*** EXTRACT ***

For definitions of the terms used in these interfaces, see the ANSI/IEEE Standard 754-1985 for floating-point arithmetic.

These interfaces define operations that depend on the floating-point representation. They are all are instances of a generic interface Float:

    INTERFACE RealFloat = Float(Real) END RealFloat.
    INTERFACE LongFloat = Float(LongReal) END LongFloat.
    INTERFACE ExtendedFloat = Float(Extended) END ExtendedFloat.

GENERIC INTERFACE Float(R); TYPE T = R.T;
This generic interface provides access to the floating-point operations required or recommended by the IEEE floating-point standard. Consult the standard for the precise specifications of the procedures, including when their arguments are NaNs, infinities, and signed zeros, and including what exceptions they can raise. The comments here specify their effect when the arguments are ordinary numbers and no exception is raised. Implementations on non-IEEE machines that have values similar to NaNs and infinities should explain how those values behave in an implementation guide.

PROCEDURE Scalb(x: T; n: INTEGER): T;
Return x * 2^n.

PROCEDURE Logb(x: T): T;
Return the exponent of x. More precisely, return the unique n such that the ratio ABS(x) / Base^n is in the range [1..Base-1], unless x is denormalized, in which case return the minimum exponent value for T.

PROCEDURE ILogb(x: T): INTEGER;
Like Logb, but returns an integer, never raises an exception, and always returns the n such that ABS(x) / Base^n is in the range [1..Base-1], even for denormalized numbers.

PROCEDURE NextAfter(x, y: T): T;
Return the next representable neighbor of x in the direction towards y. If x = y, return x.

PROCEDURE CopySign(x, y: T): T;
Return x with the sign of y.

PROCEDURE Finite(x: T): BOOLEAN;
Return TRUE if x is strictly between minus infinity and plus infinity. This always returns TRUE on non-IEEE machines.

PROCEDURE IsNaN(x: T): BOOLEAN;
Return FALSE if x represents a numerical (possibly infinite) value, and TRUE if x does not represent a numerical value. For example, on IEEE implementations, returns TRUE if x is a NaN, FALSE otherwise.

PROCEDURE Sign(x: T): [0..1];
Return the sign bit of x. For non-IEEE implementations, this is the same as ORD(x >= 0); for IEEE implementations, Sign(-0) = 1 and Sign(+0) = 0.

PROCEDURE Differs(x, y: T): BOOLEAN;
Return (x < y OR y < x). Thus, for IEEE implementations, Differs(NaN,x) is always FALSE; for non-IEEE implementations, Differs(x,y) is the same as x # y.

PROCEDURE Unordered(x, y: T): BOOLEAN;
Return NOT (x <= y OR y <= x).

PROCEDURE Sqrt(x: T): T;
Return the square root of T. This must be correctly rounded if FloatMode.IEEE is TRUE.

TYPE IEEEClass =
 {SignalingNaN, QuietNaN, Infinity, Normal, Denormal, Zero};

PROCEDURE Class(x: T): IEEEClass;
Return the IEEE number class containing x.

END Float.

The CM Modula-3 versions of the floating point interfaces are RealFloat, LongFloat, and ExtendedFloat.

*** DATA EXTRACTS ***

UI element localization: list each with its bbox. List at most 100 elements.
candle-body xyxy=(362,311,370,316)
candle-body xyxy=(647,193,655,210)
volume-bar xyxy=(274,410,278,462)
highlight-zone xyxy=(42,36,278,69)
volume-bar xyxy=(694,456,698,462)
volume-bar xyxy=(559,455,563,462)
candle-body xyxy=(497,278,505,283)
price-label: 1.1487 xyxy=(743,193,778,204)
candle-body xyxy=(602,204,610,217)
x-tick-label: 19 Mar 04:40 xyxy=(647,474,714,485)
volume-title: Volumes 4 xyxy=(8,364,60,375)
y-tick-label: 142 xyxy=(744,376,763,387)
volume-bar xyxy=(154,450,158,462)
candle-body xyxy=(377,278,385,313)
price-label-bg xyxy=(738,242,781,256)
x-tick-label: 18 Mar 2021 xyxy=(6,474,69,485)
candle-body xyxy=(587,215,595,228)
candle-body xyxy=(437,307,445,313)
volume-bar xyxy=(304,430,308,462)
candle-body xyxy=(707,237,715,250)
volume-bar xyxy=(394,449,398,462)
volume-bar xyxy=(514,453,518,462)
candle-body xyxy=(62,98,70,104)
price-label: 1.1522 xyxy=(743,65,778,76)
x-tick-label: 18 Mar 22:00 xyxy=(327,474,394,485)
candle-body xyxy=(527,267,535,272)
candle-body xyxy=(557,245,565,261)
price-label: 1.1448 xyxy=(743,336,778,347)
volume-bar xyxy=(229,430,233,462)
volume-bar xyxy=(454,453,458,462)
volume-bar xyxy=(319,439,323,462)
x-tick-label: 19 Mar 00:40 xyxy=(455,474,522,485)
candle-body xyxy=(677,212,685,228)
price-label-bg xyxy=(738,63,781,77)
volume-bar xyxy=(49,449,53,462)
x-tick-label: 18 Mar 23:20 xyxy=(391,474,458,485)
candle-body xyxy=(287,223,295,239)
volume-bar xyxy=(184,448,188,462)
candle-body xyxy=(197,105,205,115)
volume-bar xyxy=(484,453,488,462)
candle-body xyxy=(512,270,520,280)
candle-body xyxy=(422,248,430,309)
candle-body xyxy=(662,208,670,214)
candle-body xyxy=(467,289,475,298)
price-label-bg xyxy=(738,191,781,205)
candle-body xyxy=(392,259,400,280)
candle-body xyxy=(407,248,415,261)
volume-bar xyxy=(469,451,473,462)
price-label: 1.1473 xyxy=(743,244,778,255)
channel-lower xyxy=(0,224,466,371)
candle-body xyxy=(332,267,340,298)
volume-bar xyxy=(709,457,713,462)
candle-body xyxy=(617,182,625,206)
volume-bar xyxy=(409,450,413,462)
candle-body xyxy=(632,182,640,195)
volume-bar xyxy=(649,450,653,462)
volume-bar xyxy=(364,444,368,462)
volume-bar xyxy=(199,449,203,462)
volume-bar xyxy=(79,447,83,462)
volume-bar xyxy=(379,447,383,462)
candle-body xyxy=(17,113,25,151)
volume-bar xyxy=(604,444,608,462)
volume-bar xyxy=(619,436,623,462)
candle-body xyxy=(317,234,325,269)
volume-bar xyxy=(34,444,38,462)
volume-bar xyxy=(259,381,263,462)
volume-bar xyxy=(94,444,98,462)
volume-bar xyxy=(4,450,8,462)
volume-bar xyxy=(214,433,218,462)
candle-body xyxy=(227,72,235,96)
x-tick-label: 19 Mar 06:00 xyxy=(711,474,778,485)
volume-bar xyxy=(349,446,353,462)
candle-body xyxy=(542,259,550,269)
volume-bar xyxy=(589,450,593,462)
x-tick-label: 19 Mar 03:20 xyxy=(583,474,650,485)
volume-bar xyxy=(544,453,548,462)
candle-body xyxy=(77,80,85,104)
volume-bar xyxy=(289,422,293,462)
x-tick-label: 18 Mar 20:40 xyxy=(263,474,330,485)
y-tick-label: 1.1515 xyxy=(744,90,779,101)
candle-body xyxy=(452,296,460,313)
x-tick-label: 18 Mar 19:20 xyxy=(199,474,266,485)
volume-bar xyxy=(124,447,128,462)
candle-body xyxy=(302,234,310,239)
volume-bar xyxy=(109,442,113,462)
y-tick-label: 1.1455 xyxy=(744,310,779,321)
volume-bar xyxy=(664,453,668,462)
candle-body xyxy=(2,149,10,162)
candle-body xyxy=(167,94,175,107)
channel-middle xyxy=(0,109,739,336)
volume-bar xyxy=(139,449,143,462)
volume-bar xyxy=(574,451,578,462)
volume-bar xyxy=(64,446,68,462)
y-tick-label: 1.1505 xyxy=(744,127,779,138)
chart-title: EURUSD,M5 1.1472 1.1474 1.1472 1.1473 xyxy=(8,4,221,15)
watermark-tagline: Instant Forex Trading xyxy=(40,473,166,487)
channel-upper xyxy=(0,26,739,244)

***

→ ACTIVITY A: In the Float interface text, what does the procedure CopySign return?
→ ACTIVITY B: Summarize the Float interface text in two sentences.

→ EXERCISE SOLUTION A: It returns x with the sign of y.

→ EXERCISE SOLUTION B: The generic interface Float, of which RealFloat, LongFloat and ExtendedFloat are instances, gives access to the floating-point operations required or recommended by the IEEE floating-point standard. It lists procedures such as Scalb, Logb, NextAfter, CopySign, IsNaN and Class, and its comments give their effect when the arguments are ordinary numbers and no exception is raised.